Rewrite the records from the start through the line containing "upload-dropzone[interactable]: 画像をドラッグ＆ドロップまたは ファイルを選択", inclusive, so that "crop-size-radio" becomes "crop-size-option" and nothing else changes.

## START

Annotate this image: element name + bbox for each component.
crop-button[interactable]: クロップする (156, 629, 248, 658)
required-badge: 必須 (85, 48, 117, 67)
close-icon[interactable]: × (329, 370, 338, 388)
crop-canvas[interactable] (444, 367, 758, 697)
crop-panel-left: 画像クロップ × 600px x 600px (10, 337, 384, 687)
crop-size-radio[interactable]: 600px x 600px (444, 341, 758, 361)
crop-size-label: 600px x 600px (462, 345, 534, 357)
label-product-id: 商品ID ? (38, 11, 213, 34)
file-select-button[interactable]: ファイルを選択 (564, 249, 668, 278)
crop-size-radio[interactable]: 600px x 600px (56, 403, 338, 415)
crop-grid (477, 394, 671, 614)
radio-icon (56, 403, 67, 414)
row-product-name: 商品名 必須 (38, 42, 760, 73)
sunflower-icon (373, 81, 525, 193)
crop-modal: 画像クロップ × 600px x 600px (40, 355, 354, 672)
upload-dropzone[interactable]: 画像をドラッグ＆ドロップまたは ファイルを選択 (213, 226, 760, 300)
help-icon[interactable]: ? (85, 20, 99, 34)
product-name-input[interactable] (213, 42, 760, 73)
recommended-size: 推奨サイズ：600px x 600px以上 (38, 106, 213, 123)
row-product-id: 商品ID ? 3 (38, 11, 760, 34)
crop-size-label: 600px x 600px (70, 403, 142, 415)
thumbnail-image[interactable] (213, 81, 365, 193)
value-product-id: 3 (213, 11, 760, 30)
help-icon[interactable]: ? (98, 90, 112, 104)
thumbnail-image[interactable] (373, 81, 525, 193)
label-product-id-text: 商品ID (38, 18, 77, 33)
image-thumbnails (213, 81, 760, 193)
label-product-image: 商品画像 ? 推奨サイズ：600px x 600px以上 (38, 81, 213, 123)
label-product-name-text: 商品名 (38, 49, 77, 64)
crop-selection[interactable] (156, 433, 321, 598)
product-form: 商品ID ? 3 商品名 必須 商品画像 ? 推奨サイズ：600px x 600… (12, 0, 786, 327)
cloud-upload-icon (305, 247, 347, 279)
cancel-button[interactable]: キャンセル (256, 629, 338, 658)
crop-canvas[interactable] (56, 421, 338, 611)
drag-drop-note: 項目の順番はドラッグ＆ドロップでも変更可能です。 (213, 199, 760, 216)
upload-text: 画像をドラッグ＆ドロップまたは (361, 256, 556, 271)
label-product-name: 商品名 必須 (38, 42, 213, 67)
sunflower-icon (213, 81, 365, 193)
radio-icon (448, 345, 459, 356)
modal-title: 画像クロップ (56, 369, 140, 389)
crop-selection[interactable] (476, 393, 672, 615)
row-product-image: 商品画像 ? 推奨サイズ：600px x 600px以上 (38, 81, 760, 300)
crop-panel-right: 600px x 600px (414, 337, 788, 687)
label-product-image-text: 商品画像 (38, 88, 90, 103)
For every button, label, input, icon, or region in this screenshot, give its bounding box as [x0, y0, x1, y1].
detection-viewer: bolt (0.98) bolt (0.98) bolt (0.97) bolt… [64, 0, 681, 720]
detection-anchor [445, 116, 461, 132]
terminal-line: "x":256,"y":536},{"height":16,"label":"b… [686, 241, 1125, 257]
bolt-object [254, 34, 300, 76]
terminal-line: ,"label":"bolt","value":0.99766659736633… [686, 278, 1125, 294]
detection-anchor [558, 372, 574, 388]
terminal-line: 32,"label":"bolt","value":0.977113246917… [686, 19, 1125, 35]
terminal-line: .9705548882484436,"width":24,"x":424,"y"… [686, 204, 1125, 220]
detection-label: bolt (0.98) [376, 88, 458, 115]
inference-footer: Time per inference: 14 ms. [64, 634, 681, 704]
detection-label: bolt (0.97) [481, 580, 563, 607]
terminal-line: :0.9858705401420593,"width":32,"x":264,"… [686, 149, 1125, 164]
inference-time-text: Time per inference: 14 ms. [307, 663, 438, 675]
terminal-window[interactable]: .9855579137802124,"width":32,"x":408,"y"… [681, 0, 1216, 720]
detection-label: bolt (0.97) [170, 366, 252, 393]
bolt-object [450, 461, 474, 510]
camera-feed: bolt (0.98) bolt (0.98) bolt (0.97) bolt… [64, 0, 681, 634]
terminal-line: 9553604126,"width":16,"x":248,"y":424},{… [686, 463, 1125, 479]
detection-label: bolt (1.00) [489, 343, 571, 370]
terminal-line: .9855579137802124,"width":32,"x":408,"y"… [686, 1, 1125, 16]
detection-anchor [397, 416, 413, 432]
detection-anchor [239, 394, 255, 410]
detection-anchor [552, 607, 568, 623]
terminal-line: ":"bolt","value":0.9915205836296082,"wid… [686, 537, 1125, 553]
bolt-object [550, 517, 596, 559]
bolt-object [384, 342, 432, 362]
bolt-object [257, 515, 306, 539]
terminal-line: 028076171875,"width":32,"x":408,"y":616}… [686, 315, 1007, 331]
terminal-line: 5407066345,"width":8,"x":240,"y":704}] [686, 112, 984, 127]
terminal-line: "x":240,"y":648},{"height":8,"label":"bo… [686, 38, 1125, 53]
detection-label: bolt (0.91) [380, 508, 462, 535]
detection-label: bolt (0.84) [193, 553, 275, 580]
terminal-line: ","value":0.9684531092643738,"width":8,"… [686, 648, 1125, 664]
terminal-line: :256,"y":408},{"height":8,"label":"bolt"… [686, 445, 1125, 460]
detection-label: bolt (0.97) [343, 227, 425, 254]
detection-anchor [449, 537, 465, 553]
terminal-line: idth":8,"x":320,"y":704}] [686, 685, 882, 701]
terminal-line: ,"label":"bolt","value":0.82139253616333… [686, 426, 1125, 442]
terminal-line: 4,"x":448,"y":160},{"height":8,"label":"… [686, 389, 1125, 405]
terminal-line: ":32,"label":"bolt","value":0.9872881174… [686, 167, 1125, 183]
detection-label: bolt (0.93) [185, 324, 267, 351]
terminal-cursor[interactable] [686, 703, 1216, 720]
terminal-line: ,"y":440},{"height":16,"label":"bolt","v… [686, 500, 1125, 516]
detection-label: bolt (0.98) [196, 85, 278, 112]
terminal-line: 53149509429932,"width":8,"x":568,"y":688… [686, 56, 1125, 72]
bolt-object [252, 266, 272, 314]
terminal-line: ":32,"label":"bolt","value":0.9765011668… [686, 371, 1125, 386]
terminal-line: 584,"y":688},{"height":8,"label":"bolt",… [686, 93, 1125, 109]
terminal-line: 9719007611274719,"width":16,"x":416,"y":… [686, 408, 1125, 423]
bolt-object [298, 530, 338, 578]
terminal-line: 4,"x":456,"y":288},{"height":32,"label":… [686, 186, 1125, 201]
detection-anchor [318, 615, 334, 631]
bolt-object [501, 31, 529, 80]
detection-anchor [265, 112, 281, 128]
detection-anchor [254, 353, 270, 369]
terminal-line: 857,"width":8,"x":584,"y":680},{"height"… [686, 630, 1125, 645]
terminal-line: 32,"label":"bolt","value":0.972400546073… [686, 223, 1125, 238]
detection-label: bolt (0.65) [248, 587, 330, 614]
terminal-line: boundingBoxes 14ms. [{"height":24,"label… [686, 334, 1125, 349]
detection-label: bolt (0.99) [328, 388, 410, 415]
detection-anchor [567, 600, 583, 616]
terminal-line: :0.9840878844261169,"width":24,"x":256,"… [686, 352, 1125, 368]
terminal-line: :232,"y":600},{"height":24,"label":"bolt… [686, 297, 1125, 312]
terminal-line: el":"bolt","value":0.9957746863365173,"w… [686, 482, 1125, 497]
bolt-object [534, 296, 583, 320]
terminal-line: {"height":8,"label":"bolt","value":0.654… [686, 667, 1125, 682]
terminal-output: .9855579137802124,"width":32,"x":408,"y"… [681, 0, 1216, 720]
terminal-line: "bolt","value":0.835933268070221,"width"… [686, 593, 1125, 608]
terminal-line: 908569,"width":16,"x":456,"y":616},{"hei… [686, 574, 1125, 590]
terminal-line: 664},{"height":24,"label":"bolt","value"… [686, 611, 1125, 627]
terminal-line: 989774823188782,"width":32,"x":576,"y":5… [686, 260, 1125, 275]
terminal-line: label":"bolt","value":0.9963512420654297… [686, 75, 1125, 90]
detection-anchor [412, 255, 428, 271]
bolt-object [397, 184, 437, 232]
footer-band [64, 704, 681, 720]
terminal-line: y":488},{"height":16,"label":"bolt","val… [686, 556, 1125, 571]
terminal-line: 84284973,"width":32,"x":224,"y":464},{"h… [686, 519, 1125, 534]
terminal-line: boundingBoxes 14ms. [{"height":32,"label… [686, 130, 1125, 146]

## END

- _RESPONSE FOR THIS EXERCISE_:
Annotate this image: element name + bbox for each component.
crop-button[interactable]: クロップする (156, 629, 248, 658)
required-badge: 必須 (85, 48, 117, 67)
close-icon[interactable]: × (329, 370, 338, 388)
crop-canvas[interactable] (444, 367, 758, 697)
crop-panel-left: 画像クロップ × 600px x 600px (10, 337, 384, 687)
crop-size-option[interactable]: 600px x 600px (444, 341, 758, 361)
crop-size-label: 600px x 600px (462, 345, 534, 357)
label-product-id: 商品ID ? (38, 11, 213, 34)
file-select-button[interactable]: ファイルを選択 (564, 249, 668, 278)
crop-size-option[interactable]: 600px x 600px (56, 403, 338, 415)
crop-grid (477, 394, 671, 614)
radio-icon (56, 403, 67, 414)
row-product-name: 商品名 必須 (38, 42, 760, 73)
sunflower-icon (373, 81, 525, 193)
crop-modal: 画像クロップ × 600px x 600px (40, 355, 354, 672)
upload-dropzone[interactable]: 画像をドラッグ＆ドロップまたは ファイルを選択 (213, 226, 760, 300)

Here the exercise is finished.